> DIRECTIONS: Output every entry exactly as written.

-- START OF SUPPLIED RECORDS --

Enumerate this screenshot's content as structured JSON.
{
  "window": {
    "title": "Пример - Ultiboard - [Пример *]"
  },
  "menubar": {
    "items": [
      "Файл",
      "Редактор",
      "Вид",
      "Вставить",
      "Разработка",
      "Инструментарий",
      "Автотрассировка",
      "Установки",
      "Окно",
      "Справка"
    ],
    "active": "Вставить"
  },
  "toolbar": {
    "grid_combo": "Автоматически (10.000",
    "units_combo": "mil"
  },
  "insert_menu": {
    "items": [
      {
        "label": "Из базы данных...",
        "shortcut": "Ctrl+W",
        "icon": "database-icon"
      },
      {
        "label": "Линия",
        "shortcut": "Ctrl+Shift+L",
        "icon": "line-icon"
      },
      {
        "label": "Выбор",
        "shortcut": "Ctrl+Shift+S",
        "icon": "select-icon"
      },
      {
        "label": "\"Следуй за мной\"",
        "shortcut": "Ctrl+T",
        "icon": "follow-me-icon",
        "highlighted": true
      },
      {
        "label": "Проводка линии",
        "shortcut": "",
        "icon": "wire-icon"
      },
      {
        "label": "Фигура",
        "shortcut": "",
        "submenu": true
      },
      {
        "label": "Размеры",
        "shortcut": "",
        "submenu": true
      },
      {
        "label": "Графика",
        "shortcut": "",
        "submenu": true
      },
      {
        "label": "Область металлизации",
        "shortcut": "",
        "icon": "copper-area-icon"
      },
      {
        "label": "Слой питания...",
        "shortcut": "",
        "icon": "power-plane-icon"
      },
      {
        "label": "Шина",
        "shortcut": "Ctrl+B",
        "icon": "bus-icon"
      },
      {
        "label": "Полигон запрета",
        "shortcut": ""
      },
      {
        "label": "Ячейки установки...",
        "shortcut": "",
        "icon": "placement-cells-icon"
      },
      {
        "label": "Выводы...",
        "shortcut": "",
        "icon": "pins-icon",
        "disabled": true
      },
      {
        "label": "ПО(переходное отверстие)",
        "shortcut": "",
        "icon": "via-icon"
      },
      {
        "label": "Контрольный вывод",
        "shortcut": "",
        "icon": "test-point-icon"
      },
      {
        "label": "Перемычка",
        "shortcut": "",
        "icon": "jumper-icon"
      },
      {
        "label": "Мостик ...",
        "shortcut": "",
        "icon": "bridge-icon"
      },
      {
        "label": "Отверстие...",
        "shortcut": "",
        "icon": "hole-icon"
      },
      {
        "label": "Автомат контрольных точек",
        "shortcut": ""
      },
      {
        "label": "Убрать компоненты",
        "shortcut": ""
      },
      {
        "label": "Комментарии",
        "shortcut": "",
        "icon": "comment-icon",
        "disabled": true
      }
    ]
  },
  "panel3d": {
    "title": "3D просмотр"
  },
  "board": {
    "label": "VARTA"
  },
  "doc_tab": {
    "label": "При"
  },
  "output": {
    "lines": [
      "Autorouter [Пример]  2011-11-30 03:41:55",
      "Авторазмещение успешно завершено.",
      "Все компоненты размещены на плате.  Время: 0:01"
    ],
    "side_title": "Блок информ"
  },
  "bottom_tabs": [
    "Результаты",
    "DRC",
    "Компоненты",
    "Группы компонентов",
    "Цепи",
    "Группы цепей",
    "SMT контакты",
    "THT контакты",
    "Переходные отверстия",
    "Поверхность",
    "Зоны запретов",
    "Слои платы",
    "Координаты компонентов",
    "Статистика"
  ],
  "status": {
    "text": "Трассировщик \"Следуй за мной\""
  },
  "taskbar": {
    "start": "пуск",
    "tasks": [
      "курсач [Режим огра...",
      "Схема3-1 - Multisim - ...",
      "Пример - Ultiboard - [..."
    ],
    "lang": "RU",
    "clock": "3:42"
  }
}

-- END OF SUPPLIED RECORDS --

> RESULT FOR THIS TASK:
Enumerate this screenshot's content as structured JSON.
{
  "window": {
    "title": "Пример - Ultiboard - [Пример *]"
  },
  "menubar": {
    "items": [
      "Файл",
      "Редактор",
      "Вид",
      "Вставить",
      "Разработка",
      "Инструментарий",
      "Автотрассировка",
      "Установки",
      "Окно",
      "Справка"
    ],
    "active": "Вставить"
  },
  "toolbar": {
    "grid_combo": "Автоматически (10.000",
    "units_combo": "mil"
  },
  "insert_menu": {
    "items": [
      {
        "label": "Из базы данных...",
        "shortcut": "Ctrl+W",
        "icon": "database-icon"
      },
      {
        "label": "Линия",
        "shortcut": "Ctrl+Shift+L",
        "icon": "line-icon"
      },
      {
        "label": "Выбор",
        "shortcut": "Ctrl+Shift+S",
        "icon": "select-icon"
      },
      {
        "label": "\"Следуй за мной\"",
        "shortcut": "Ctrl+T",
        "icon": "follow-me-icon",
        "highlighted": true
      },
      {
        "label": "Проводка линии",
        "shortcut": "",
        "icon": "wire-icon"
      },
      {
        "label": "Фигура",
        "shortcut": "",
        "submenu": true
      },
      {
        "label": "Размеры",
        "shortcut": "",
        "submenu": true
      },
      {
        "label": "Графика",
        "shortcut": "",
        "submenu": true
      },
      {
        "label": "Область металлизации",
        "shortcut": "",
        "icon": "copper-area-icon"
      },
      {
        "label": "Слой питания...",
        "shortcut": "",
        "icon": "power-plane-icon"
      },
      {
        "label": "Шина",
        "shortcut": "Ctrl+B",
        "icon": "bus-icon"
      },
      {
        "label": "Полигон запрета",
        "shortcut": ""
      },
      {
        "label": "Ячейки установки...",
        "shortcut": "",
        "icon": "placement-cells-icon"
      },
      {
        "label": "Выводы...",
        "shortcut": "",
        "icon": "pins-icon",
        "disabled": true
      },
      {
        "label": "ПО(переходное отверстие)",
        "shortcut": "",
        "icon": "via-icon"
      },
      {
        "label": "Контрольный вывод",
        "shortcut": "",
        "icon": "test-point-icon"
      },
      {
        "label": "Перемычка",
        "shortcut": "",
        "icon": "jumper-icon"
      },
      {
        "label": "Мостик ...",
        "shortcut": "",
        "icon": "bridge-icon"
      },
      {
        "label": "Отверстие...",
        "shortcut": "",
        "icon": "hole-icon"
      },
      {
        "label": "Автомат контрольных точек",
        "shortcut": ""
      },
      {
        "label": "Убрать компоненты",
        "shortcut": ""
      },
      {
        "label": "Комментарии",
        "shortcut": "",
        "icon": "comment-icon",
        "disabled": true
      }
    ]
  },
  "panel3d": {
    "title": "3D просмотр"
  },
  "board": {
    "label": "VARTA"
  },
  "doc_tab": {
    "label": "При"
  },
  "output": {
    "lines": [
      "Autorouter [Пример]  2011-11-30 03:41:55",
      "Авторазмещение успешно завершено.",
      "Все компоненты размещены на плате.  Время: 0:01"
    ],
    "side_title": "Блок информ"
  },
  "bottom_tabs": [
    "Результаты",
    "DRC",
    "Компоненты",
    "Группы компонентов",
    "Цепи",
    "Группы цепей",
    "SMT контакты",
    "THT контакты",
    "Переходные отверстия",
    "Поверхность",
    "Зоны запретов",
    "Слои платы",
    "Координаты компонентов",
    "Статистика"
  ],
  "status": {
    "text": "Трассировщик \"Следуй за мной\""
  },
  "taskbar": {
    "start": "пуск",
    "tasks": [
      "курсач [Режим огра...",
      "Схема3-1 - Multisim - ...",
      "Пример - Ultiboard - [..."
    ],
    "lang": "RU",
    "clock": "3:42"
  }
}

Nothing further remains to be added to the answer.